Recorded data:

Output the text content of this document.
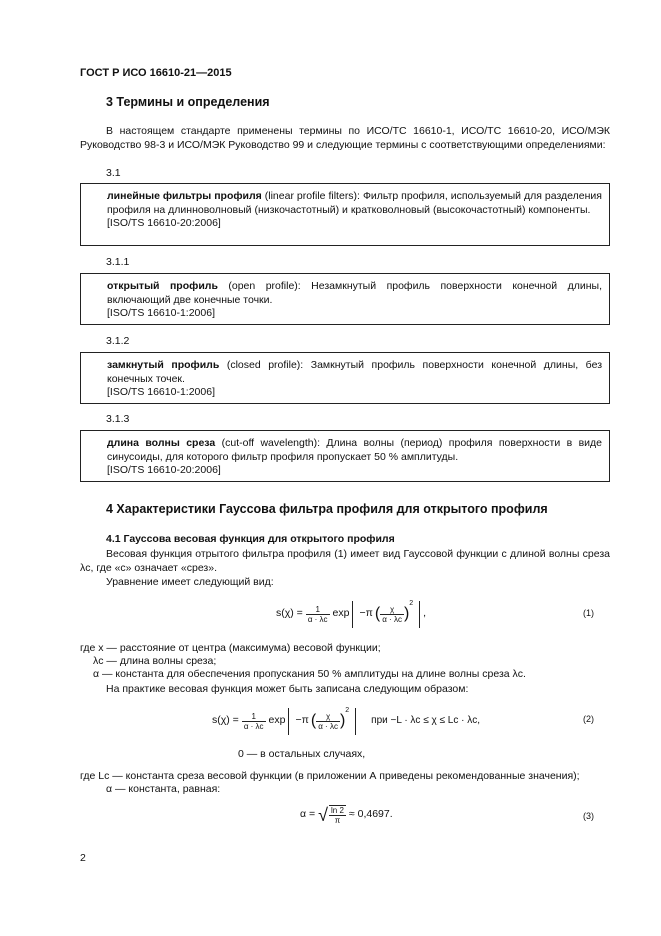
ГОСТ Р ИСО 16610-21—2015
3 Термины и определения
В настоящем стандарте применены термины по ИСО/ТС 16610-1, ИСО/ТС 16610-20, ИСО/МЭК Руководство 98-3 и ИСО/МЭК Руководство 99 и следующие термины с соответствующими определениями:
3.1
линейные фильтры профиля (linear profile filters): Фильтр профиля, используемый для разделения профиля на длинноволновый (низкочастотный) и кратковолновый (высокочастотный) компоненты.
[ISO/TS 16610-20:2006]
3.1.1
открытый профиль (open profile): Незамкнутый профиль поверхности конечной длины, включающий две конечные точки.
[ISO/TS 16610-1:2006]
3.1.2
замкнутый профиль (closed profile): Замкнутый профиль поверхности конечной длины, без конечных точек.
[ISO/TS 16610-1:2006]
3.1.3
длина волны среза (cut-off wavelength): Длина волны (период) профиля поверхности в виде синусоиды, для которого фильтр профиля пропускает 50 % амплитуды.
[ISO/TS 16610-20:2006]
4 Характеристики Гауссова фильтра профиля для открытого профиля
4.1 Гауссова весовая функция для открытого профиля
Весовая функция отрытого фильтра профиля (1) имеет вид Гауссовой функции с длиной волны среза λc, где «с» означает «срез».
Уравнение имеет следующий вид:
$s(\chi) = \frac{1}{\alpha \cdot \lambda c}$ exp −π ( $\frac{\chi}{\alpha \cdot \lambda c}$ )
2
,	(1)
где x — расстояние от центра (максимума) весовой функции;
λc — длина волны среза;
α — константа для обеспечения пропускания 50 % амплитуды на длине волны среза λc.
На практике весовая функция может быть записана следующим образом:
$s(\chi) = \frac{1}{\alpha \cdot \lambda c}$ exp −π ( $\frac{\chi}{\alpha \cdot \lambda c}$ )
2
при −L · λc ≤ χ ≤ Lc · λc,	(2)
0 — в остальных случаях,
где Lc — константа среза весовой функции (в приложении А приведены рекомендованные значения);
α — константа, равная:
α = √ $\frac{\ln 2}{\pi} \approx 0,4697$.	(3)
2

■ **Task requirements**:
Take the listing above and print it exactly, apart from the pictures.

■ **The output**:
Output the text content of this document.
ГОСТ Р ИСО 16610-21—2015
3 Термины и определения
В настоящем стандарте применены термины по ИСО/ТС 16610-1, ИСО/ТС 16610-20, ИСО/МЭК Руководство 98-3 и ИСО/МЭК Руководство 99 и следующие термины с соответствующими определениями:
3.1
линейные фильтры профиля (linear profile filters): Фильтр профиля, используемый для разделения профиля на длинноволновый (низкочастотный) и кратковолновый (высокочастотный) компоненты.
[ISO/TS 16610-20:2006]
3.1.1
открытый профиль (open profile): Незамкнутый профиль поверхности конечной длины, включающий две конечные точки.
[ISO/TS 16610-1:2006]
3.1.2
замкнутый профиль (closed profile): Замкнутый профиль поверхности конечной длины, без конечных точек.
[ISO/TS 16610-1:2006]
3.1.3
длина волны среза (cut-off wavelength): Длина волны (период) профиля поверхности в виде синусоиды, для которого фильтр профиля пропускает 50 % амплитуды.
[ISO/TS 16610-20:2006]
4 Характеристики Гауссова фильтра профиля для открытого профиля
4.1 Гауссова весовая функция для открытого профиля
Весовая функция отрытого фильтра профиля (1) имеет вид Гауссовой функции с длиной волны среза λc, где «с» означает «срез».
Уравнение имеет следующий вид:
$s(\chi) = \frac{1}{\alpha \cdot \lambda c}$ exp −π ( $\frac{\chi}{\alpha \cdot \lambda c}$ )
2
,	(1)
где x — расстояние от центра (максимума) весовой функции;
λc — длина волны среза;
α — константа для обеспечения пропускания 50 % амплитуды на длине волны среза λc.
На практике весовая функция может быть записана следующим образом:
$s(\chi) = \frac{1}{\alpha \cdot \lambda c}$ exp −π ( $\frac{\chi}{\alpha \cdot \lambda c}$ )
2
при −L · λc ≤ χ ≤ Lc · λc,	(2)
0 — в остальных случаях,
где Lc — константа среза весовой функции (в приложении А приведены рекомендованные значения);
α — константа, равная:
α = √ $\frac{\ln 2}{\pi} \approx 0,4697$.	(3)
2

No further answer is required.